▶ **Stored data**

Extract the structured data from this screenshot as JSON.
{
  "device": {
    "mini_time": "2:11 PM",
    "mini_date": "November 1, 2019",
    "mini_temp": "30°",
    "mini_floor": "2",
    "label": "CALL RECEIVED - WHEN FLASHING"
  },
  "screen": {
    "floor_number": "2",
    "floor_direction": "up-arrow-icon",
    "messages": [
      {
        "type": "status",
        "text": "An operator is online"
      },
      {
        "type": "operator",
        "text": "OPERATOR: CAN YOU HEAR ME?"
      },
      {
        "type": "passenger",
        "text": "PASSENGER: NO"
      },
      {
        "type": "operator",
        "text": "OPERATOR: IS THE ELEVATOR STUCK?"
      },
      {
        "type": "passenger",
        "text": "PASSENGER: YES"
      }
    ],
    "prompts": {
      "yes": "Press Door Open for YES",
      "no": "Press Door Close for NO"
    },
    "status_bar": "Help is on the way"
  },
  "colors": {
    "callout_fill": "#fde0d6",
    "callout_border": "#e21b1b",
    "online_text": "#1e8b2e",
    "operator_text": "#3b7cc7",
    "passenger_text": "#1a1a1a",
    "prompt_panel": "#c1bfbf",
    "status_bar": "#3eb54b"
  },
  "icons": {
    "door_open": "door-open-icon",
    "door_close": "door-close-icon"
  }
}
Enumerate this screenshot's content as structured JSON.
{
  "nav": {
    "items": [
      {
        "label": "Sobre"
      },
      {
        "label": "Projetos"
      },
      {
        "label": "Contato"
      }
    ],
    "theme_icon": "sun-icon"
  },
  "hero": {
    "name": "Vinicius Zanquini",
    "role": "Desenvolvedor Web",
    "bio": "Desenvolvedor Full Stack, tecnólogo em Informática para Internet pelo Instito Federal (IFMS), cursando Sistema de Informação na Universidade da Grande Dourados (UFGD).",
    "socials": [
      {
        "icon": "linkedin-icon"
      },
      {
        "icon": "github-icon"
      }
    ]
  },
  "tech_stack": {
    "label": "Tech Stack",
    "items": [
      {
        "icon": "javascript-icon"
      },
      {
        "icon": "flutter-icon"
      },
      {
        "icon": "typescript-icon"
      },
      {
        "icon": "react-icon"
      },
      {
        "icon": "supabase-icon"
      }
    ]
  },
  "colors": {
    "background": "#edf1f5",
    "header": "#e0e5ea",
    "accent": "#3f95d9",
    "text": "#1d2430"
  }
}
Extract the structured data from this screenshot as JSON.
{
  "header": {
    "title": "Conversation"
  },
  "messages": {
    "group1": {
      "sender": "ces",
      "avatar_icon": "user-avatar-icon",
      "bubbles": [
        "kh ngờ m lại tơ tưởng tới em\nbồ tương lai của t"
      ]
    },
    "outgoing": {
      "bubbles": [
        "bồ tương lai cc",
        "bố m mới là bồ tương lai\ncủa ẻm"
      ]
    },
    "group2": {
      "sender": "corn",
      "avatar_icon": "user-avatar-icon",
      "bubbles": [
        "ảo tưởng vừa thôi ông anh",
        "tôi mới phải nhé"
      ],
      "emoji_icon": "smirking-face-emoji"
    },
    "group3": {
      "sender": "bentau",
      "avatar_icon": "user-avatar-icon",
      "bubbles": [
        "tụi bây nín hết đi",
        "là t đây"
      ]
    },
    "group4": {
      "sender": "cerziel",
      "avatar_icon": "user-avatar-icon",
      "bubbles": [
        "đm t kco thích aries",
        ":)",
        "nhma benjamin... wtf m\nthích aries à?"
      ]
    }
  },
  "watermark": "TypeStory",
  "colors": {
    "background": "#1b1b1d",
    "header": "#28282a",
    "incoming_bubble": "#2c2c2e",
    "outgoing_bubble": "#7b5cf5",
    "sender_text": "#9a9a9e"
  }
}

▶ **Written exercise**
Write every entry out again exactly.

▶ **Task answer**
Extract the structured data from this screenshot as JSON.
{
  "device": {
    "mini_time": "2:11 PM",
    "mini_date": "November 1, 2019",
    "mini_temp": "30°",
    "mini_floor": "2",
    "label": "CALL RECEIVED - WHEN FLASHING"
  },
  "screen": {
    "floor_number": "2",
    "floor_direction": "up-arrow-icon",
    "messages": [
      {
        "type": "status",
        "text": "An operator is online"
      },
      {
        "type": "operator",
        "text": "OPERATOR: CAN YOU HEAR ME?"
      },
      {
        "type": "passenger",
        "text": "PASSENGER: NO"
      },
      {
        "type": "operator",
        "text": "OPERATOR: IS THE ELEVATOR STUCK?"
      },
      {
        "type": "passenger",
        "text": "PASSENGER: YES"
      }
    ],
    "prompts": {
      "yes": "Press Door Open for YES",
      "no": "Press Door Close for NO"
    },
    "status_bar": "Help is on the way"
  },
  "colors": {
    "callout_fill": "#fde0d6",
    "callout_border": "#e21b1b",
    "online_text": "#1e8b2e",
    "operator_text": "#3b7cc7",
    "passenger_text": "#1a1a1a",
    "prompt_panel": "#c1bfbf",
    "status_bar": "#3eb54b"
  },
  "icons": {
    "door_open": "door-open-icon",
    "door_close": "door-close-icon"
  }
}
Enumerate this screenshot's content as structured JSON.
{
  "nav": {
    "items": [
      {
        "label": "Sobre"
      },
      {
        "label": "Projetos"
      },
      {
        "label": "Contato"
      }
    ],
    "theme_icon": "sun-icon"
  },
  "hero": {
    "name": "Vinicius Zanquini",
    "role": "Desenvolvedor Web",
    "bio": "Desenvolvedor Full Stack, tecnólogo em Informática para Internet pelo Instito Federal (IFMS), cursando Sistema de Informação na Universidade da Grande Dourados (UFGD).",
    "socials": [
      {
        "icon": "linkedin-icon"
      },
      {
        "icon": "github-icon"
      }
    ]
  },
  "tech_stack": {
    "label": "Tech Stack",
    "items": [
      {
        "icon": "javascript-icon"
      },
      {
        "icon": "flutter-icon"
      },
      {
        "icon": "typescript-icon"
      },
      {
        "icon": "react-icon"
      },
      {
        "icon": "supabase-icon"
      }
    ]
  },
  "colors": {
    "background": "#edf1f5",
    "header": "#e0e5ea",
    "accent": "#3f95d9",
    "text": "#1d2430"
  }
}
Extract the structured data from this screenshot as JSON.
{
  "header": {
    "title": "Conversation"
  },
  "messages": {
    "group1": {
      "sender": "ces",
      "avatar_icon": "user-avatar-icon",
      "bubbles": [
        "kh ngờ m lại tơ tưởng tới em\nbồ tương lai của t"
      ]
    },
    "outgoing": {
      "bubbles": [
        "bồ tương lai cc",
        "bố m mới là bồ tương lai\ncủa ẻm"
      ]
    },
    "group2": {
      "sender": "corn",
      "avatar_icon": "user-avatar-icon",
      "bubbles": [
        "ảo tưởng vừa thôi ông anh",
        "tôi mới phải nhé"
      ],
      "emoji_icon": "smirking-face-emoji"
    },
    "group3": {
      "sender": "bentau",
      "avatar_icon": "user-avatar-icon",
      "bubbles": [
        "tụi bây nín hết đi",
        "là t đây"
      ]
    },
    "group4": {
      "sender": "cerziel",
      "avatar_icon": "user-avatar-icon",
      "bubbles": [
        "đm t kco thích aries",
        ":)",
        "nhma benjamin... wtf m\nthích aries à?"
      ]
    }
  },
  "watermark": "TypeStory",
  "colors": {
    "background": "#1b1b1d",
    "header": "#28282a",
    "incoming_bubble": "#2c2c2e",
    "outgoing_bubble": "#7b5cf5",
    "sender_text": "#9a9a9e"
  }
}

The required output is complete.